## [What the exercise asks]
Write the records out again exactly, leaving no images in.

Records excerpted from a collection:
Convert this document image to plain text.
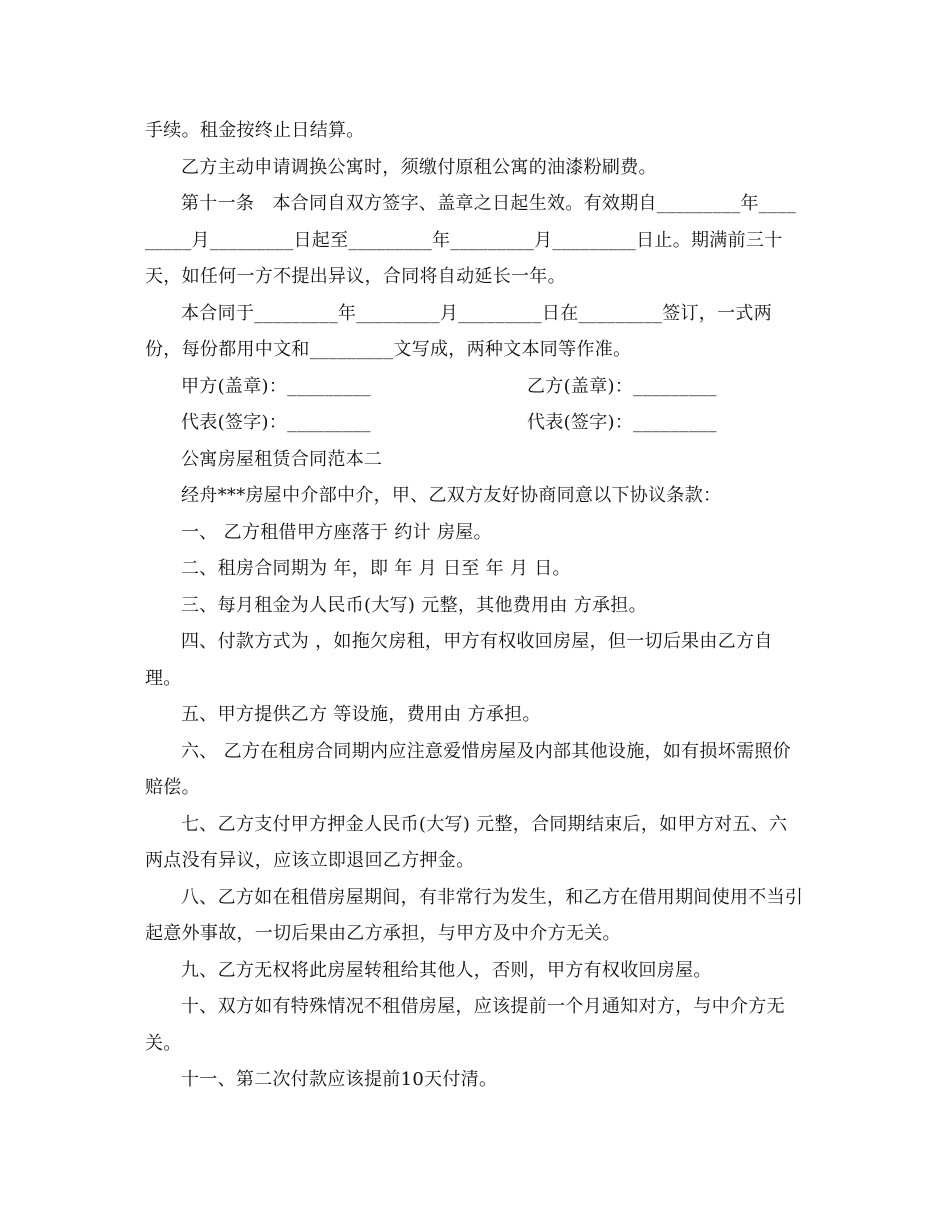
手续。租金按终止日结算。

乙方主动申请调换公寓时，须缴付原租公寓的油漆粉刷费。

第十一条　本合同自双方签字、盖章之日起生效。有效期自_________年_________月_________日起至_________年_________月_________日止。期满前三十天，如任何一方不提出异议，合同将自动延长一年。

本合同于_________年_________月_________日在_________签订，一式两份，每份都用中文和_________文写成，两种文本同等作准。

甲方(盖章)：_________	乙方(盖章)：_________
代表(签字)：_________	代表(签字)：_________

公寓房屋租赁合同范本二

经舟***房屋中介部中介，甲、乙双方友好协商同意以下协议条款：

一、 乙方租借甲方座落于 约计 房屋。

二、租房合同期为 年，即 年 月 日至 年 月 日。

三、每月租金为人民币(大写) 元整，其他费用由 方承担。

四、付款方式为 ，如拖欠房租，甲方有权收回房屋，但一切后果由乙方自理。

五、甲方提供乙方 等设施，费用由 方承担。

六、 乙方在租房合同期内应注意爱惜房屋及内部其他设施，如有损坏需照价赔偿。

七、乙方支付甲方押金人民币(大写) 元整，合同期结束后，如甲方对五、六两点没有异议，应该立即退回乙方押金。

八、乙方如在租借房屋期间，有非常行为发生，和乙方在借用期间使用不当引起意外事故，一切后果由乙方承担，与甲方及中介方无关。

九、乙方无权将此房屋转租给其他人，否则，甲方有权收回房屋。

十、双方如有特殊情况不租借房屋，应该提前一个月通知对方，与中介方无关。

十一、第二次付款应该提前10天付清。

## [Reply to the exercise]
Convert this document image to plain text.
手续。租金按终止日结算。

乙方主动申请调换公寓时，须缴付原租公寓的油漆粉刷费。

第十一条　本合同自双方签字、盖章之日起生效。有效期自_________年_________月_________日起至_________年_________月_________日止。期满前三十天，如任何一方不提出异议，合同将自动延长一年。

本合同于_________年_________月_________日在_________签订，一式两份，每份都用中文和_________文写成，两种文本同等作准。

甲方(盖章)：_________	乙方(盖章)：_________
代表(签字)：_________	代表(签字)：_________

公寓房屋租赁合同范本二

经舟***房屋中介部中介，甲、乙双方友好协商同意以下协议条款：

一、 乙方租借甲方座落于 约计 房屋。

二、租房合同期为 年，即 年 月 日至 年 月 日。

三、每月租金为人民币(大写) 元整，其他费用由 方承担。

四、付款方式为 ，如拖欠房租，甲方有权收回房屋，但一切后果由乙方自理。

五、甲方提供乙方 等设施，费用由 方承担。

六、 乙方在租房合同期内应注意爱惜房屋及内部其他设施，如有损坏需照价赔偿。

七、乙方支付甲方押金人民币(大写) 元整，合同期结束后，如甲方对五、六两点没有异议，应该立即退回乙方押金。

八、乙方如在租借房屋期间，有非常行为发生，和乙方在借用期间使用不当引起意外事故，一切后果由乙方承担，与甲方及中介方无关。

九、乙方无权将此房屋转租给其他人，否则，甲方有权收回房屋。

十、双方如有特殊情况不租借房屋，应该提前一个月通知对方，与中介方无关。

十一、第二次付款应该提前10天付清。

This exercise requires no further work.